Extracted data entries
+++

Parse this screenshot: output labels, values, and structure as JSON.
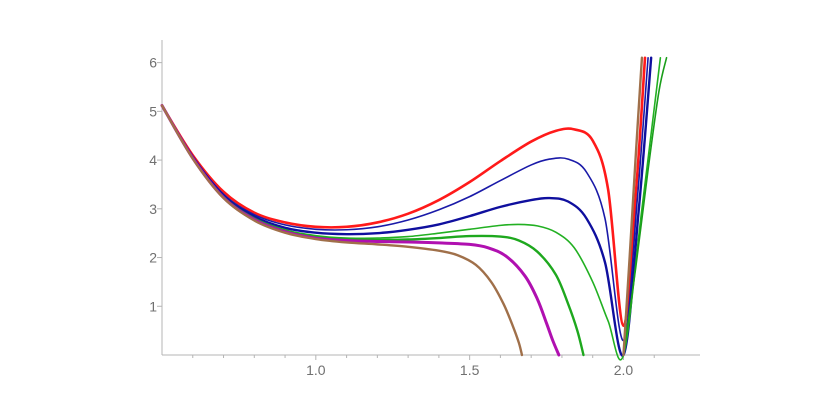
{
  "chart_data": {
    "type": "line",
    "title": "",
    "xlabel": "",
    "ylabel": "",
    "xlim": [
      0.5,
      2.2
    ],
    "ylim": [
      0,
      6.3
    ],
    "x_ticks": [
      1.0,
      1.5,
      2.0
    ],
    "x_tick_labels": [
      "1.0",
      "1.5",
      "2.0"
    ],
    "y_ticks": [
      1,
      2,
      3,
      4,
      5,
      6
    ],
    "y_tick_labels": [
      "1",
      "2",
      "3",
      "4",
      "5",
      "6"
    ],
    "grid": false,
    "legend": "none",
    "series": [
      {
        "color": "#ff1a1a",
        "width": 2.6,
        "x": [
          0.5,
          0.6,
          0.7,
          0.8,
          0.9,
          1.0,
          1.1,
          1.2,
          1.3,
          1.4,
          1.5,
          1.6,
          1.7,
          1.78,
          1.84,
          1.9,
          1.95,
          2.0,
          2.04,
          2.07
        ],
        "y": [
          5.12,
          4.1,
          3.35,
          2.92,
          2.72,
          2.63,
          2.63,
          2.72,
          2.9,
          3.18,
          3.55,
          3.98,
          4.38,
          4.6,
          4.63,
          4.4,
          3.4,
          0.6,
          3.3,
          6.1
        ]
      },
      {
        "color": "#1a1aa8",
        "width": 1.6,
        "x": [
          0.5,
          0.6,
          0.7,
          0.8,
          0.9,
          1.0,
          1.1,
          1.2,
          1.3,
          1.4,
          1.5,
          1.6,
          1.7,
          1.76,
          1.82,
          1.88,
          1.94,
          2.0,
          2.045,
          2.08
        ],
        "y": [
          5.12,
          4.08,
          3.3,
          2.88,
          2.67,
          2.58,
          2.57,
          2.63,
          2.77,
          2.98,
          3.25,
          3.58,
          3.9,
          4.02,
          4.02,
          3.75,
          2.8,
          0.3,
          3.2,
          6.1
        ]
      },
      {
        "color": "#0f0f9e",
        "width": 2.4,
        "x": [
          0.5,
          0.6,
          0.7,
          0.8,
          0.9,
          1.0,
          1.1,
          1.2,
          1.3,
          1.4,
          1.5,
          1.6,
          1.7,
          1.76,
          1.82,
          1.88,
          1.94,
          2.0,
          2.05,
          2.09
        ],
        "y": [
          5.12,
          4.06,
          3.27,
          2.84,
          2.61,
          2.51,
          2.48,
          2.5,
          2.57,
          2.68,
          2.85,
          3.04,
          3.18,
          3.22,
          3.15,
          2.8,
          1.9,
          0.0,
          3.0,
          6.1
        ]
      },
      {
        "color": "#22b022",
        "width": 1.6,
        "x": [
          0.5,
          0.6,
          0.7,
          0.8,
          0.9,
          1.0,
          1.1,
          1.2,
          1.3,
          1.4,
          1.5,
          1.6,
          1.66,
          1.72,
          1.78,
          1.84,
          1.9,
          1.95,
          2.0,
          2.06,
          2.12
        ],
        "y": [
          5.12,
          4.05,
          3.25,
          2.81,
          2.57,
          2.45,
          2.4,
          2.4,
          2.43,
          2.5,
          2.58,
          2.66,
          2.68,
          2.65,
          2.52,
          2.2,
          1.5,
          0.7,
          0.0,
          3.0,
          6.1
        ]
      },
      {
        "color": "#1ea81e",
        "width": 2.4,
        "x": [
          0.5,
          0.6,
          0.7,
          0.8,
          0.9,
          1.0,
          1.1,
          1.2,
          1.3,
          1.4,
          1.5,
          1.6,
          1.66,
          1.72,
          1.78,
          1.82,
          1.85,
          1.87
        ],
        "y": [
          5.12,
          4.04,
          3.24,
          2.79,
          2.55,
          2.42,
          2.37,
          2.36,
          2.37,
          2.4,
          2.44,
          2.43,
          2.35,
          2.12,
          1.65,
          1.05,
          0.5,
          0.0
        ]
      },
      {
        "color": "#b010b0",
        "width": 3.0,
        "x": [
          0.5,
          0.6,
          0.7,
          0.8,
          0.9,
          1.0,
          1.1,
          1.2,
          1.3,
          1.4,
          1.5,
          1.56,
          1.62,
          1.68,
          1.72,
          1.75,
          1.77,
          1.79
        ],
        "y": [
          5.12,
          4.04,
          3.23,
          2.78,
          2.53,
          2.4,
          2.35,
          2.33,
          2.32,
          2.3,
          2.27,
          2.2,
          2.02,
          1.62,
          1.15,
          0.65,
          0.3,
          0.0
        ]
      },
      {
        "color": "#1a9e1a",
        "width": 1.6,
        "x": [
          2.0,
          2.04,
          2.08,
          2.115,
          2.14
        ],
        "y": [
          0.0,
          1.8,
          3.8,
          5.4,
          6.1
        ]
      },
      {
        "color": "#a0704a",
        "width": 2.4,
        "x": [
          0.5,
          0.6,
          0.7,
          0.8,
          0.9,
          1.0,
          1.1,
          1.2,
          1.3,
          1.4,
          1.46,
          1.52,
          1.57,
          1.61,
          1.64,
          1.66,
          1.67
        ],
        "y": [
          5.12,
          4.03,
          3.22,
          2.76,
          2.51,
          2.38,
          2.31,
          2.27,
          2.22,
          2.14,
          2.05,
          1.85,
          1.5,
          1.05,
          0.6,
          0.25,
          0.0
        ]
      },
      {
        "color": "#a0704a",
        "width": 2.4,
        "x": [
          2.0,
          2.02,
          2.04,
          2.06
        ],
        "y": [
          0.0,
          2.0,
          4.1,
          6.1
        ]
      }
    ]
  }
}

+++

WHAT THE TASK ASKS
Repeat the material verbatim. Do not carry over any picture.

WRITTEN RESPONSE
Parse this screenshot: output labels, values, and structure as JSON.
{
  "chart_data": {
    "type": "line",
    "title": "",
    "xlabel": "",
    "ylabel": "",
    "xlim": [
      0.5,
      2.2
    ],
    "ylim": [
      0,
      6.3
    ],
    "x_ticks": [
      1.0,
      1.5,
      2.0
    ],
    "x_tick_labels": [
      "1.0",
      "1.5",
      "2.0"
    ],
    "y_ticks": [
      1,
      2,
      3,
      4,
      5,
      6
    ],
    "y_tick_labels": [
      "1",
      "2",
      "3",
      "4",
      "5",
      "6"
    ],
    "grid": false,
    "legend": "none",
    "series": [
      {
        "color": "#ff1a1a",
        "width": 2.6,
        "x": [
          0.5,
          0.6,
          0.7,
          0.8,
          0.9,
          1.0,
          1.1,
          1.2,
          1.3,
          1.4,
          1.5,
          1.6,
          1.7,
          1.78,
          1.84,
          1.9,
          1.95,
          2.0,
          2.04,
          2.07
        ],
        "y": [
          5.12,
          4.1,
          3.35,
          2.92,
          2.72,
          2.63,
          2.63,
          2.72,
          2.9,
          3.18,
          3.55,
          3.98,
          4.38,
          4.6,
          4.63,
          4.4,
          3.4,
          0.6,
          3.3,
          6.1
        ]
      },
      {
        "color": "#1a1aa8",
        "width": 1.6,
        "x": [
          0.5,
          0.6,
          0.7,
          0.8,
          0.9,
          1.0,
          1.1,
          1.2,
          1.3,
          1.4,
          1.5,
          1.6,
          1.7,
          1.76,
          1.82,
          1.88,
          1.94,
          2.0,
          2.045,
          2.08
        ],
        "y": [
          5.12,
          4.08,
          3.3,
          2.88,
          2.67,
          2.58,
          2.57,
          2.63,
          2.77,
          2.98,
          3.25,
          3.58,
          3.9,
          4.02,
          4.02,
          3.75,
          2.8,
          0.3,
          3.2,
          6.1
        ]
      },
      {
        "color": "#0f0f9e",
        "width": 2.4,
        "x": [
          0.5,
          0.6,
          0.7,
          0.8,
          0.9,
          1.0,
          1.1,
          1.2,
          1.3,
          1.4,
          1.5,
          1.6,
          1.7,
          1.76,
          1.82,
          1.88,
          1.94,
          2.0,
          2.05,
          2.09
        ],
        "y": [
          5.12,
          4.06,
          3.27,
          2.84,
          2.61,
          2.51,
          2.48,
          2.5,
          2.57,
          2.68,
          2.85,
          3.04,
          3.18,
          3.22,
          3.15,
          2.8,
          1.9,
          0.0,
          3.0,
          6.1
        ]
      },
      {
        "color": "#22b022",
        "width": 1.6,
        "x": [
          0.5,
          0.6,
          0.7,
          0.8,
          0.9,
          1.0,
          1.1,
          1.2,
          1.3,
          1.4,
          1.5,
          1.6,
          1.66,
          1.72,
          1.78,
          1.84,
          1.9,
          1.95,
          2.0,
          2.06,
          2.12
        ],
        "y": [
          5.12,
          4.05,
          3.25,
          2.81,
          2.57,
          2.45,
          2.4,
          2.4,
          2.43,
          2.5,
          2.58,
          2.66,
          2.68,
          2.65,
          2.52,
          2.2,
          1.5,
          0.7,
          0.0,
          3.0,
          6.1
        ]
      },
      {
        "color": "#1ea81e",
        "width": 2.4,
        "x": [
          0.5,
          0.6,
          0.7,
          0.8,
          0.9,
          1.0,
          1.1,
          1.2,
          1.3,
          1.4,
          1.5,
          1.6,
          1.66,
          1.72,
          1.78,
          1.82,
          1.85,
          1.87
        ],
        "y": [
          5.12,
          4.04,
          3.24,
          2.79,
          2.55,
          2.42,
          2.37,
          2.36,
          2.37,
          2.4,
          2.44,
          2.43,
          2.35,
          2.12,
          1.65,
          1.05,
          0.5,
          0.0
        ]
      },
      {
        "color": "#b010b0",
        "width": 3.0,
        "x": [
          0.5,
          0.6,
          0.7,
          0.8,
          0.9,
          1.0,
          1.1,
          1.2,
          1.3,
          1.4,
          1.5,
          1.56,
          1.62,
          1.68,
          1.72,
          1.75,
          1.77,
          1.79
        ],
        "y": [
          5.12,
          4.04,
          3.23,
          2.78,
          2.53,
          2.4,
          2.35,
          2.33,
          2.32,
          2.3,
          2.27,
          2.2,
          2.02,
          1.62,
          1.15,
          0.65,
          0.3,
          0.0
        ]
      },
      {
        "color": "#1a9e1a",
        "width": 1.6,
        "x": [
          2.0,
          2.04,
          2.08,
          2.115,
          2.14
        ],
        "y": [
          0.0,
          1.8,
          3.8,
          5.4,
          6.1
        ]
      },
      {
        "color": "#a0704a",
        "width": 2.4,
        "x": [
          0.5,
          0.6,
          0.7,
          0.8,
          0.9,
          1.0,
          1.1,
          1.2,
          1.3,
          1.4,
          1.46,
          1.52,
          1.57,
          1.61,
          1.64,
          1.66,
          1.67
        ],
        "y": [
          5.12,
          4.03,
          3.22,
          2.76,
          2.51,
          2.38,
          2.31,
          2.27,
          2.22,
          2.14,
          2.05,
          1.85,
          1.5,
          1.05,
          0.6,
          0.25,
          0.0
        ]
      },
      {
        "color": "#a0704a",
        "width": 2.4,
        "x": [
          2.0,
          2.02,
          2.04,
          2.06
        ],
        "y": [
          0.0,
          2.0,
          4.1,
          6.1
        ]
      }
    ]
  }
}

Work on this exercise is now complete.